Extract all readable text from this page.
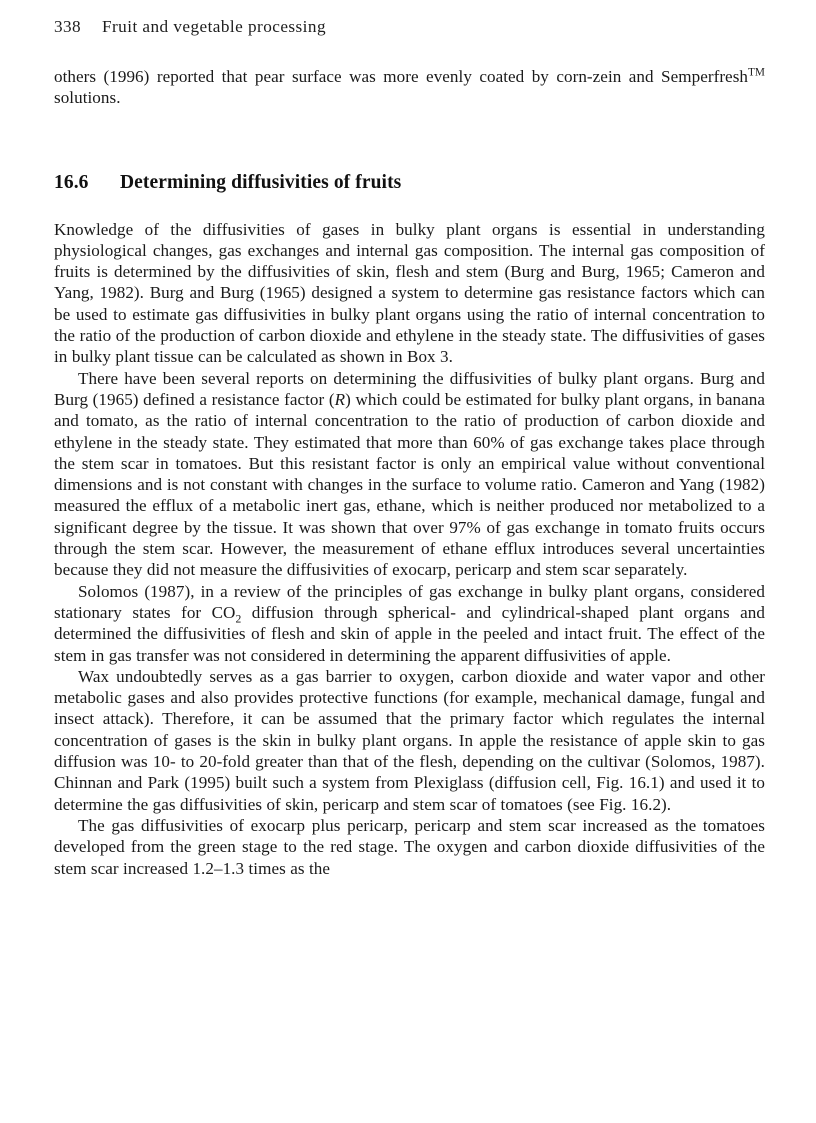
338 Fruit and vegetable processing

others (1996) reported that pear surface was more evenly coated by corn-zein and Semperfresh™ solutions.

16.6 Determining diffusivities of fruits

Knowledge of the diffusivities of gases in bulky plant organs is essential in understanding physiological changes, gas exchanges and internal gas composition. The internal gas composition of fruits is determined by the diffusivities of skin, flesh and stem (Burg and Burg, 1965; Cameron and Yang, 1982). Burg and Burg (1965) designed a system to determine gas resistance factors which can be used to estimate gas diffusivities in bulky plant organs using the ratio of internal concentration to the ratio of the production of carbon dioxide and ethylene in the steady state. The diffusivities of gases in bulky plant tissue can be calculated as shown in Box 3.

There have been several reports on determining the diffusivities of bulky plant organs. Burg and Burg (1965) defined a resistance factor (R) which could be estimated for bulky plant organs, in banana and tomato, as the ratio of internal concentration to the ratio of production of carbon dioxide and ethylene in the steady state. They estimated that more than 60% of gas exchange takes place through the stem scar in tomatoes. But this resistant factor is only an empirical value without conventional dimensions and is not constant with changes in the surface to volume ratio. Cameron and Yang (1982) measured the efflux of a metabolic inert gas, ethane, which is neither produced nor metabolized to a significant degree by the tissue. It was shown that over 97% of gas exchange in tomato fruits occurs through the stem scar. However, the measurement of ethane efflux introduces several uncertainties because they did not measure the diffusivities of exocarp, pericarp and stem scar separately.

Solomos (1987), in a review of the principles of gas exchange in bulky plant organs, considered stationary states for $CO_2$ diffusion through spherical- and cylindrical-shaped plant organs and determined the diffusivities of flesh and skin of apple in the peeled and intact fruit. The effect of the stem in gas transfer was not considered in determining the apparent diffusivities of apple.

Wax undoubtedly serves as a gas barrier to oxygen, carbon dioxide and water vapor and other metabolic gases and also provides protective functions (for example, mechanical damage, fungal and insect attack). Therefore, it can be assumed that the primary factor which regulates the internal concentration of gases is the skin in bulky plant organs. In apple the resistance of apple skin to gas diffusion was 10- to 20-fold greater than that of the flesh, depending on the cultivar (Solomos, 1987). Chinnan and Park (1995) built such a system from Plexiglass (diffusion cell, Fig. 16.1) and used it to determine the gas diffusivities of skin, pericarp and stem scar of tomatoes (see Fig. 16.2).

The gas diffusivities of exocarp plus pericarp, pericarp and stem scar increased as the tomatoes developed from the green stage to the red stage. The oxygen and carbon dioxide diffusivities of the stem scar increased 1.2–1.3 times as the
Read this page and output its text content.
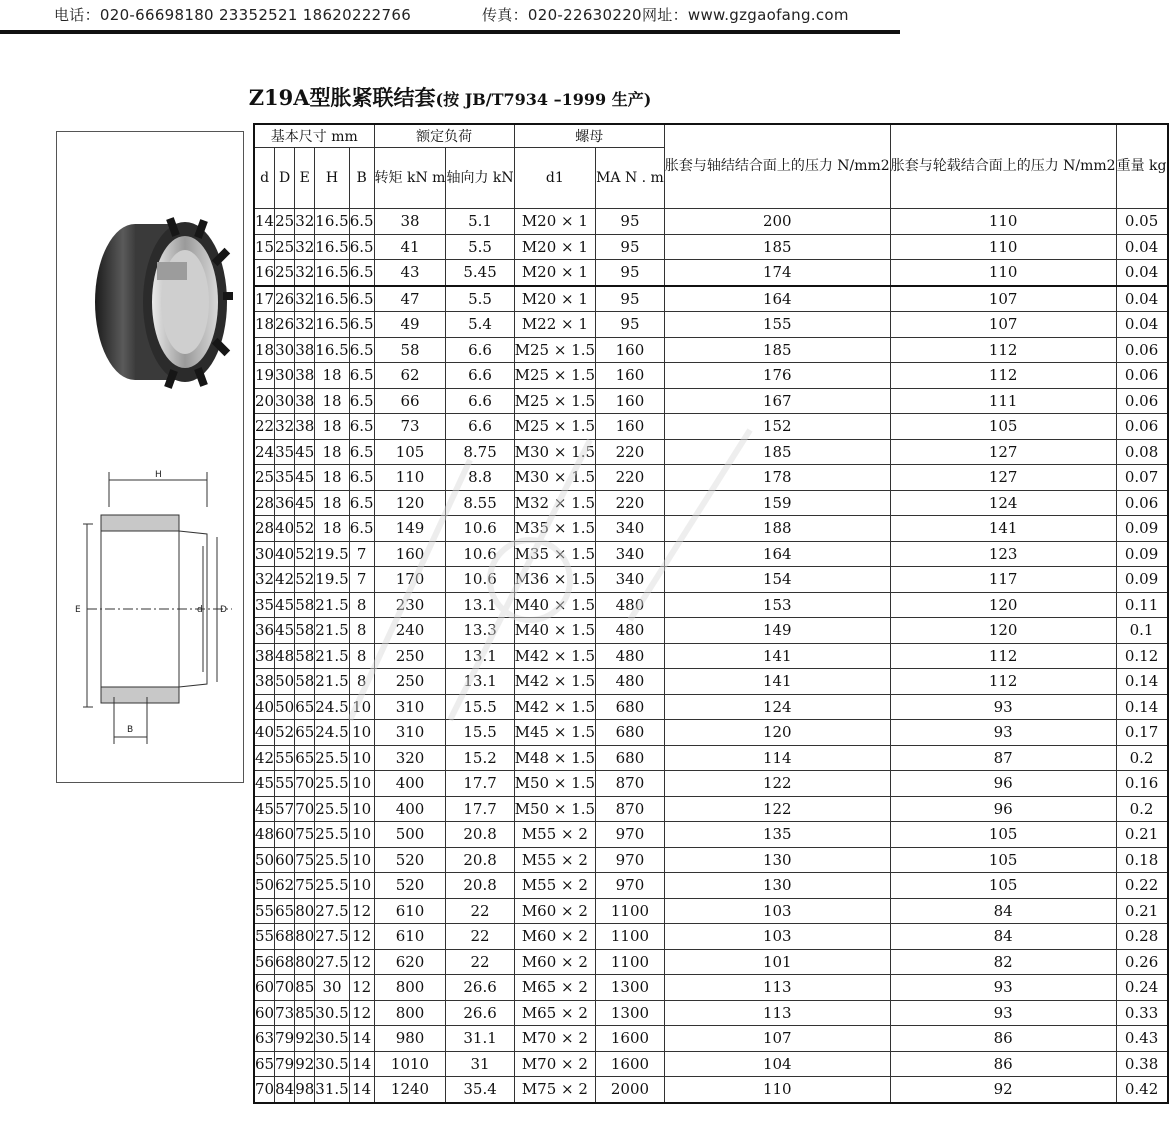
电话：020-66698180 23352521 18620222766	传真：020-22630220 网址：www.gzgaofang.com
Z19A型胀紧联结套(按 JB/T7934 –1999 生产)
H
E	d D
B
基本尺寸 mm					额定负荷		螺母		胀套与轴结结合面上的压力 N/mm2	胀套与轮载结合面上的压力 N/mm2	重量 kg
d	D	E	H	B	转矩 kN m	轴向力 kN	d1	MA N . m			
14	25	32	16.5	6.5	38	5.1	M20 × 1	95	200	110	0.05
15	25	32	16.5	6.5	41	5.5	M20 × 1	95	185	110	0.04
16	25	32	16.5	6.5	43	5.45	M20 × 1	95	174	110	0.04
17	26	32	16.5	6.5	47	5.5	M20 × 1	95	164	107	0.04
18	26	32	16.5	6.5	49	5.4	M22 × 1	95	155	107	0.04
18	30	38	16.5	6.5	58	6.6	M25 × 1.5	160	185	112	0.06
19	30	38	18	6.5	62	6.6	M25 × 1.5	160	176	112	0.06
20	30	38	18	6.5	66	6.6	M25 × 1.5	160	167	111	0.06
22	32	38	18	6.5	73	6.6	M25 × 1.5	160	152	105	0.06
24	35	45	18	6.5	105	8.75	M30 × 1.5	220	185	127	0.08
25	35	45	18	6.5	110	8.8	M30 × 1.5	220	178	127	0.07
28	36	45	18	6.5	120	8.55	M32 × 1.5	220	159	124	0.06
28	40	52	18	6.5	149	10.6	M35 × 1.5	340	188	141	0.09
30	40	52	19.5	7	160	10.6	M35 × 1.5	340	164	123	0.09
32	42	52	19.5	7	170	10.6	M36 × 1.5	340	154	117	0.09
35	45	58	21.5	8	230	13.1	M40 × 1.5	480	153	120	0.11
36	45	58	21.5	8	240	13.3	M40 × 1.5	480	149	120	0.1
38	48	58	21.5	8	250	13.1	M42 × 1.5	480	141	112	0.12
38	50	58	21.5	8	250	13.1	M42 × 1.5	480	141	112	0.14
40	50	65	24.5	10	310	15.5	M42 × 1.5	680	124	93	0.14
40	52	65	24.5	10	310	15.5	M45 × 1.5	680	120	93	0.17
42	55	65	25.5	10	320	15.2	M48 × 1.5	680	114	87	0.2
45	55	70	25.5	10	400	17.7	M50 × 1.5	870	122	96	0.16
45	57	70	25.5	10	400	17.7	M50 × 1.5	870	122	96	0.2
48	60	75	25.5	10	500	20.8	M55 × 2	970	135	105	0.21
50	60	75	25.5	10	520	20.8	M55 × 2	970	130	105	0.18
50	62	75	25.5	10	520	20.8	M55 × 2	970	130	105	0.22
55	65	80	27.5	12	610	22	M60 × 2	1100	103	84	0.21
55	68	80	27.5	12	610	22	M60 × 2	1100	103	84	0.28
56	68	80	27.5	12	620	22	M60 × 2	1100	101	82	0.26
60	70	85	30	12	800	26.6	M65 × 2	1300	113	93	0.24
60	73	85	30.5	12	800	26.6	M65 × 2	1300	113	93	0.33
63	79	92	30.5	14	980	31.1	M70 × 2	1600	107	86	0.43
65	79	92	30.5	14	1010	31	M70 × 2	1600	104	86	0.38
70	84	98	31.5	14	1240	35.4	M75 × 2	2000	110	92	0.42
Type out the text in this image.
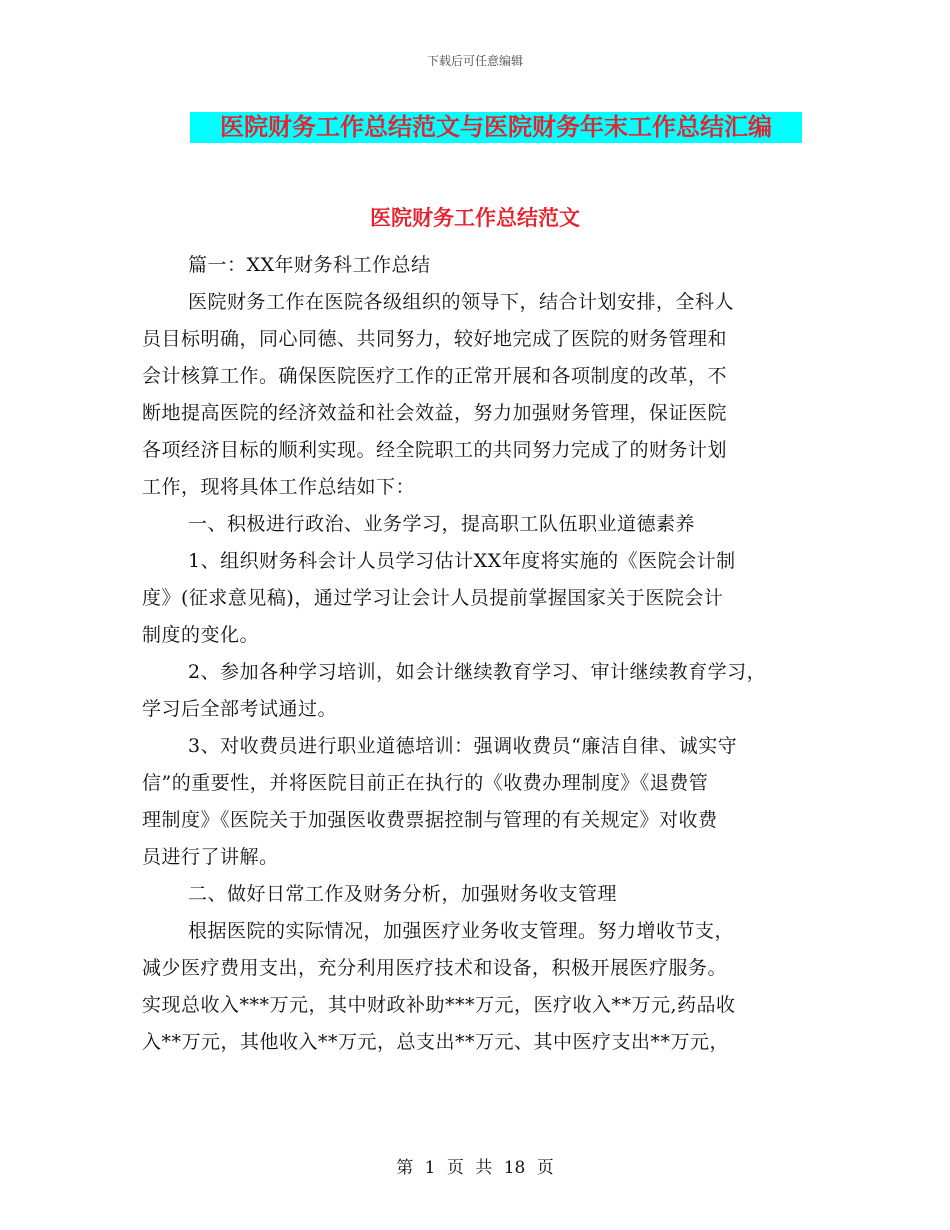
下载后可任意编辑
医院财务工作总结范文与医院财务年末工作总结汇编
医院财务工作总结范文
篇一：XX年财务科工作总结
医院财务工作在医院各级组织的领导下，结合计划安排，全科人
员目标明确，同心同德、共同努力，较好地完成了医院的财务管理和
会计核算工作。确保医院医疗工作的正常开展和各项制度的改革，不
断地提高医院的经济效益和社会效益，努力加强财务管理，保证医院
各项经济目标的顺利实现。经全院职工的共同努力完成了的财务计划
工作，现将具体工作总结如下：
一、积极进行政治、业务学习，提高职工队伍职业道德素养
1、组织财务科会计人员学习估计XX年度将实施的《医院会计制
度》(征求意见稿)，通过学习让会计人员提前掌握国家关于医院会计
制度的变化。
2、参加各种学习培训，如会计继续教育学习、审计继续教育学习，
学习后全部考试通过。
3、对收费员进行职业道德培训：强调收费员“廉洁自律、诚实守
信”的重要性，并将医院目前正在执行的《收费办理制度》《退费管
理制度》《医院关于加强医收费票据控制与管理的有关规定》对收费
员进行了讲解。
二、做好日常工作及财务分析，加强财务收支管理
根据医院的实际情况，加强医疗业务收支管理。努力增收节支，
减少医疗费用支出，充分利用医疗技术和设备，积极开展医疗服务。
实现总收入***万元，其中财政补助***万元，医疗收入**万元,药品收
入**万元，其他收入**万元，总支出**万元、其中医疗支出**万元，
第 1 页 共 18 页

→ **What you should do**
Exactly the lines from the one containing "Type out the text in this image." to the final line of the entries are wanted; please write them out, both ends included, but not the pictures.

→ **Solution**
Type out the text in this image.
下载后可任意编辑
医院财务工作总结范文与医院财务年末工作总结汇编
医院财务工作总结范文
篇一：XX年财务科工作总结
医院财务工作在医院各级组织的领导下，结合计划安排，全科人
员目标明确，同心同德、共同努力，较好地完成了医院的财务管理和
会计核算工作。确保医院医疗工作的正常开展和各项制度的改革，不
断地提高医院的经济效益和社会效益，努力加强财务管理，保证医院
各项经济目标的顺利实现。经全院职工的共同努力完成了的财务计划
工作，现将具体工作总结如下：
一、积极进行政治、业务学习，提高职工队伍职业道德素养
1、组织财务科会计人员学习估计XX年度将实施的《医院会计制
度》(征求意见稿)，通过学习让会计人员提前掌握国家关于医院会计
制度的变化。
2、参加各种学习培训，如会计继续教育学习、审计继续教育学习，
学习后全部考试通过。
3、对收费员进行职业道德培训：强调收费员“廉洁自律、诚实守
信”的重要性，并将医院目前正在执行的《收费办理制度》《退费管
理制度》《医院关于加强医收费票据控制与管理的有关规定》对收费
员进行了讲解。
二、做好日常工作及财务分析，加强财务收支管理
根据医院的实际情况，加强医疗业务收支管理。努力增收节支，
减少医疗费用支出，充分利用医疗技术和设备，积极开展医疗服务。
实现总收入***万元，其中财政补助***万元，医疗收入**万元,药品收
入**万元，其他收入**万元，总支出**万元、其中医疗支出**万元，
第 1 页 共 18 页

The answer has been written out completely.